start INPUT MATERIAL

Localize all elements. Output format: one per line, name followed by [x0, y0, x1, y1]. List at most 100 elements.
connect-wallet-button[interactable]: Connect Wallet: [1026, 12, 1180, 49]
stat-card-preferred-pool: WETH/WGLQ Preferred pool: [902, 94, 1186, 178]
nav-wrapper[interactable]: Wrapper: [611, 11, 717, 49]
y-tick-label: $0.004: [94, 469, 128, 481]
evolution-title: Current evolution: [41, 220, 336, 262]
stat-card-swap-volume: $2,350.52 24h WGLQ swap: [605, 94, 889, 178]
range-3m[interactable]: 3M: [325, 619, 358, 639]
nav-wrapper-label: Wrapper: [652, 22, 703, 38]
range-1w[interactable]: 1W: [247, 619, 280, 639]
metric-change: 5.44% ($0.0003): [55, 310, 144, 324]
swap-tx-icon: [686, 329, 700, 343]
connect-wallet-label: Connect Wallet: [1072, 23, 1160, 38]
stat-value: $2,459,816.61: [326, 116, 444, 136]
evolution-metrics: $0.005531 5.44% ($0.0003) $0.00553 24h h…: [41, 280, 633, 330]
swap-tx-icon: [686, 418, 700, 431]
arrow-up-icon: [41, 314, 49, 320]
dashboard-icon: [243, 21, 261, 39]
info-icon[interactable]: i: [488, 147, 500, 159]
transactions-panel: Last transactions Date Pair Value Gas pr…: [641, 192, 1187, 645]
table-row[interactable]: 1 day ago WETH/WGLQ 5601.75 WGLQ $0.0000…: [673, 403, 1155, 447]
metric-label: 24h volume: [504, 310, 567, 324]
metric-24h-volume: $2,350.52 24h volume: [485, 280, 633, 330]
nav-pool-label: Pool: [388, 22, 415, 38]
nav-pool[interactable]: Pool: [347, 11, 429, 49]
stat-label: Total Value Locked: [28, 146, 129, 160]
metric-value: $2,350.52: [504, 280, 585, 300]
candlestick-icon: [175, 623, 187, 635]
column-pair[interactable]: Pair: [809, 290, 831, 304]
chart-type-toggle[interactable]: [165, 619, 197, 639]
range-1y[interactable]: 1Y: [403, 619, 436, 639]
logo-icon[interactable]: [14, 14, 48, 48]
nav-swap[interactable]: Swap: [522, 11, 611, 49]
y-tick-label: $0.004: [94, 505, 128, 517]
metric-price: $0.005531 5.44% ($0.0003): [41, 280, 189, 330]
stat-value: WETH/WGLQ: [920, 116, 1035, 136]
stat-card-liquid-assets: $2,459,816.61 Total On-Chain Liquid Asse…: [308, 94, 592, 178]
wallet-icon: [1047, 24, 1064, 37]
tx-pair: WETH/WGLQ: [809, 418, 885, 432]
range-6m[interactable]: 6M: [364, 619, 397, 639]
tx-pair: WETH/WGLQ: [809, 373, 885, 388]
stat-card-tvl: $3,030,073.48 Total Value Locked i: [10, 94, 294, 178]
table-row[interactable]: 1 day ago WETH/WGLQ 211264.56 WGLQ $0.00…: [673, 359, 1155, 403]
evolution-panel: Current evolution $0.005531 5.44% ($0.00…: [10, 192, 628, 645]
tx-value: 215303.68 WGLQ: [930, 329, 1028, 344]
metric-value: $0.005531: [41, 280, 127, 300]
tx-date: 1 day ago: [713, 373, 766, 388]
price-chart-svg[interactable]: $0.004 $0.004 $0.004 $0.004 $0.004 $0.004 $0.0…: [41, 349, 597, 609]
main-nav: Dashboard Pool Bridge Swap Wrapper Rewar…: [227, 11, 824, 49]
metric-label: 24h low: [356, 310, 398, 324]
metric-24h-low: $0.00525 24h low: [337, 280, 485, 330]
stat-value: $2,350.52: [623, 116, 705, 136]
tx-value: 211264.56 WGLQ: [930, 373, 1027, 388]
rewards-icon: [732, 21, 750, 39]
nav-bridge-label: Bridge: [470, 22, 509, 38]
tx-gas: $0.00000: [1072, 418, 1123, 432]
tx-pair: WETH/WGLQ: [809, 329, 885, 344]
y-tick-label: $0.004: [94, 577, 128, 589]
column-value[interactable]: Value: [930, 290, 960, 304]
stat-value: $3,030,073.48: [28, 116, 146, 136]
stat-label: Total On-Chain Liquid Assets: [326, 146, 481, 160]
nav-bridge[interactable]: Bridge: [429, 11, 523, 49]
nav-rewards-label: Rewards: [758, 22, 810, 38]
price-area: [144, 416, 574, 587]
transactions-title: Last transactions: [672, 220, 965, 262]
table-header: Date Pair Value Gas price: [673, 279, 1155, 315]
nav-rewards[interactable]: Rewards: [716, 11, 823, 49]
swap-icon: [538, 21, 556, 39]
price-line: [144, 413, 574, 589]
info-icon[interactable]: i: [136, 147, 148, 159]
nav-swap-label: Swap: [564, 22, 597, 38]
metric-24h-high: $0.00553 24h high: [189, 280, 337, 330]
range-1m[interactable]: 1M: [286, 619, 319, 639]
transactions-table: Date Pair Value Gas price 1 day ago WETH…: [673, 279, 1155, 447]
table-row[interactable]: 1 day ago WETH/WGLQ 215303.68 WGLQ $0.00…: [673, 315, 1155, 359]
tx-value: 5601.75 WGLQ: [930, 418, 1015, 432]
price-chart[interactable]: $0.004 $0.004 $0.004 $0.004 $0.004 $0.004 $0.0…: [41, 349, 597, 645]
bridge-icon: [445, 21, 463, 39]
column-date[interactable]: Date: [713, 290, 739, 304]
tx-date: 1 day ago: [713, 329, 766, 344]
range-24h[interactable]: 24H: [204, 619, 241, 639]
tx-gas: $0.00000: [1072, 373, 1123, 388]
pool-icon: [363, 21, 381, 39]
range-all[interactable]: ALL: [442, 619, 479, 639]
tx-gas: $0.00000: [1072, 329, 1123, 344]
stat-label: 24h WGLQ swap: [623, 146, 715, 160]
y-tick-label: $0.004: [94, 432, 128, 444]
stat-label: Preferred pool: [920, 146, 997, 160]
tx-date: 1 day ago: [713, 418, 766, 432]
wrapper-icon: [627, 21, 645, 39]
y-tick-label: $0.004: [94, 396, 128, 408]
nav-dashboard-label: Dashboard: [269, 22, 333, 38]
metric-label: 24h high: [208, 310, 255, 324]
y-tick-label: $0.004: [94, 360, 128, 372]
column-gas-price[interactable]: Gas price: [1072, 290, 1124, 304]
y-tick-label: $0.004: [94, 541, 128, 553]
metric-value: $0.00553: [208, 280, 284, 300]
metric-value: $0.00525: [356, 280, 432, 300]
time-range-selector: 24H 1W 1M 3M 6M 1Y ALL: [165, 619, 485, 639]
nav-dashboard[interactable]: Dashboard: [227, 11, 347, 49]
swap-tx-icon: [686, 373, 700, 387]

end INPUT MATERIAL

Could you express every line of the listing above as a Markdown table with the columns Row and Line, numbering the rows in order and leaving out any blank lines?

| Row | Line |
|---|---|
| 1 | Localize all elements. Output format: one per line, name followed by [x0, y0, x1, y1]. List at most 100 elements. |
| 2 | connect-wallet-button[interactable]: Connect Wallet: [1026, 12, 1180, 49] |
| 3 | stat-card-preferred-pool: WETH/WGLQ Preferred pool: [902, 94, 1186, 178] |
| 4 | nav-wrapper[interactable]: Wrapper: [611, 11, 717, 49] |
| 5 | y-tick-label: $0.004: [94, 469, 128, 481] |
| 6 | evolution-title: Current evolution: [41, 220, 336, 262] |
| 7 | stat-card-swap-volume: $2,350.52 24h WGLQ swap: [605, 94, 889, 178] |
| 8 | range-3m[interactable]: 3M: [325, 619, 358, 639] |
| 9 | nav-wrapper-label: Wrapper: [652, 22, 703, 38] |
| 10 | range-1w[interactable]: 1W: [247, 619, 280, 639] |
| 11 | metric-change: 5.44% ($0.0003): [55, 310, 144, 324] |
| 12 | swap-tx-icon: [686, 329, 700, 343] |
| 13 | connect-wallet-label: Connect Wallet: [1072, 23, 1160, 38] |
| 14 | stat-value: $2,459,816.61: [326, 116, 444, 136] |
| 15 | evolution-metrics: $0.005531 5.44% ($0.0003) $0.00553 24h h…: [41, 280, 633, 330] |
| 16 | swap-tx-icon: [686, 418, 700, 431] |
| 17 | arrow-up-icon: [41, 314, 49, 320] |
| 18 | dashboard-icon: [243, 21, 261, 39] |
| 19 | info-icon[interactable]: i: [488, 147, 500, 159] |
| 20 | transactions-panel: Last transactions Date Pair Value Gas pr…: [641, 192, 1187, 645] |
| 21 | table-row[interactable]: 1 day ago WETH/WGLQ 5601.75 WGLQ $0.0000…: [673, 403, 1155, 447] |
| 22 | metric-label: 24h volume: [504, 310, 567, 324] |
| 23 | metric-24h-volume: $2,350.52 24h volume: [485, 280, 633, 330] |
| 24 | nav-pool-label: Pool: [388, 22, 415, 38] |
| 25 | nav-pool[interactable]: Pool: [347, 11, 429, 49] |
| 26 | stat-label: Total Value Locked: [28, 146, 129, 160] |
| 27 | metric-value: $2,350.52: [504, 280, 585, 300] |
| 28 | candlestick-icon: [175, 623, 187, 635] |
| 29 | column-pair[interactable]: Pair: [809, 290, 831, 304] |
| 30 | chart-type-toggle[interactable]: [165, 619, 197, 639] |
| 31 | range-1y[interactable]: 1Y: [403, 619, 436, 639] |
| 32 | logo-icon[interactable]: [14, 14, 48, 48] |
| 33 | nav-swap[interactable]: Swap: [522, 11, 611, 49] |
| 34 | y-tick-label: $0.004: [94, 505, 128, 517] |
| 35 | metric-price: $0.005531 5.44% ($0.0003): [41, 280, 189, 330] |
| 36 | stat-value: WETH/WGLQ: [920, 116, 1035, 136] |
| 37 | stat-card-liquid-assets: $2,459,816.61 Total On-Chain Liquid Asse…: [308, 94, 592, 178] |
| 38 | wallet-icon: [1047, 24, 1064, 37] |
| 39 | tx-pair: WETH/WGLQ: [809, 418, 885, 432] |
| 40 | range-6m[interactable]: 6M: [364, 619, 397, 639] |
| 41 | tx-pair: WETH/WGLQ: [809, 373, 885, 388] |
| 42 | stat-card-tvl: $3,030,073.48 Total Value Locked i: [10, 94, 294, 178] |
| 43 | table-row[interactable]: 1 day ago WETH/WGLQ 211264.56 WGLQ $0.00…: [673, 359, 1155, 403] |
| 44 | evolution-panel: Current evolution $0.005531 5.44% ($0.00…: [10, 192, 628, 645] |
| 45 | tx-value: 215303.68 WGLQ: [930, 329, 1028, 344] |
| 46 | metric-value: $0.005531: [41, 280, 127, 300] |
| 47 | tx-date: 1 day ago: [713, 373, 766, 388] |
| 48 | price-chart-svg[interactable]: $0.004 $0.004 $0.004 $0.004 $0.004 $0.004 $0.0…: [41, 349, 597, 609] |
| 49 | main-nav: Dashboard Pool Bridge Swap Wrapper Rewar…: [227, 11, 824, 49] |
| 50 | metric-label: 24h low: [356, 310, 398, 324] |
| 51 | metric-24h-low: $0.00525 24h low: [337, 280, 485, 330] |
| 52 | stat-value: $2,350.52: [623, 116, 705, 136] |
| 53 | tx-value: 211264.56 WGLQ: [930, 373, 1027, 388] |
| 54 | rewards-icon: [732, 21, 750, 39] |
| 55 | nav-bridge-label: Bridge: [470, 22, 509, 38] |
| 56 | tx-gas: $0.00000: [1072, 418, 1123, 432] |
| 57 | tx-pair: WETH/WGLQ: [809, 329, 885, 344] |
| 58 | y-tick-label: $0.004: [94, 577, 128, 589] |
| 59 | column-value[interactable]: Value: [930, 290, 960, 304] |
| 60 | stat-value: $3,030,073.48: [28, 116, 146, 136] |
| 61 | stat-label: Total On-Chain Liquid Assets: [326, 146, 481, 160] |
| 62 | nav-bridge[interactable]: Bridge: [429, 11, 523, 49] |
| 63 | nav-rewards-label: Rewards: [758, 22, 810, 38] |
| 64 | price-area: [144, 416, 574, 587] |
| 65 | transactions-title: Last transactions: [672, 220, 965, 262] |
| 66 | table-header: Date Pair Value Gas price: [673, 279, 1155, 315] |
| 67 | nav-rewards[interactable]: Rewards: [716, 11, 823, 49] |
| 68 | swap-icon: [538, 21, 556, 39] |
| 69 | price-line: [144, 413, 574, 589] |
| 70 | info-icon[interactable]: i: [136, 147, 148, 159] |
| 71 | nav-swap-label: Swap: [564, 22, 597, 38] |
| 72 | metric-24h-high: $0.00553 24h high: [189, 280, 337, 330] |
| 73 | range-1m[interactable]: 1M: [286, 619, 319, 639] |
| 74 | transactions-table: Date Pair Value Gas price 1 day ago WETH…: [673, 279, 1155, 447] |
| 75 | table-row[interactable]: 1 day ago WETH/WGLQ 215303.68 WGLQ $0.00…: [673, 315, 1155, 359] |
| 76 | tx-value: 5601.75 WGLQ: [930, 418, 1015, 432] |
| 77 | price-chart[interactable]: $0.004 $0.004 $0.004 $0.004 $0.004 $0.004 $0.0…: [41, 349, 597, 645] |
| 78 | bridge-icon: [445, 21, 463, 39] |
| 79 | column-date[interactable]: Date: [713, 290, 739, 304] |
| 80 | tx-date: 1 day ago: [713, 329, 766, 344] |
| 81 | range-24h[interactable]: 24H: [204, 619, 241, 639] |
| 82 | tx-gas: $0.00000: [1072, 373, 1123, 388] |
| 83 | pool-icon: [363, 21, 381, 39] |
| 84 | range-all[interactable]: ALL: [442, 619, 479, 639] |
| 85 | tx-gas: $0.00000: [1072, 329, 1123, 344] |
| 86 | stat-label: 24h WGLQ swap: [623, 146, 715, 160] |
| 87 | y-tick-label: $0.004: [94, 432, 128, 444] |
| 88 | stat-label: Preferred pool: [920, 146, 997, 160] |
| 89 | tx-date: 1 day ago: [713, 418, 766, 432] |
| 90 | wrapper-icon: [627, 21, 645, 39] |
| 91 | y-tick-label: $0.004: [94, 396, 128, 408] |
| 92 | nav-dashboard-label: Dashboard: [269, 22, 333, 38] |
| 93 | metric-label: 24h high: [208, 310, 255, 324] |
| 94 | y-tick-label: $0.004: [94, 360, 128, 372] |
| 95 | column-gas-price[interactable]: Gas price: [1072, 290, 1124, 304] |
| 96 | y-tick-label: $0.004: [94, 541, 128, 553] |
| 97 | metric-value: $0.00553: [208, 280, 284, 300] |
| 98 | metric-value: $0.00525: [356, 280, 432, 300] |
| 99 | time-range-selector: 24H 1W 1M 3M 6M 1Y ALL: [165, 619, 485, 639] |
| 100 | nav-dashboard[interactable]: Dashboard: [227, 11, 347, 49] |
| 101 | swap-tx-icon: [686, 373, 700, 387] |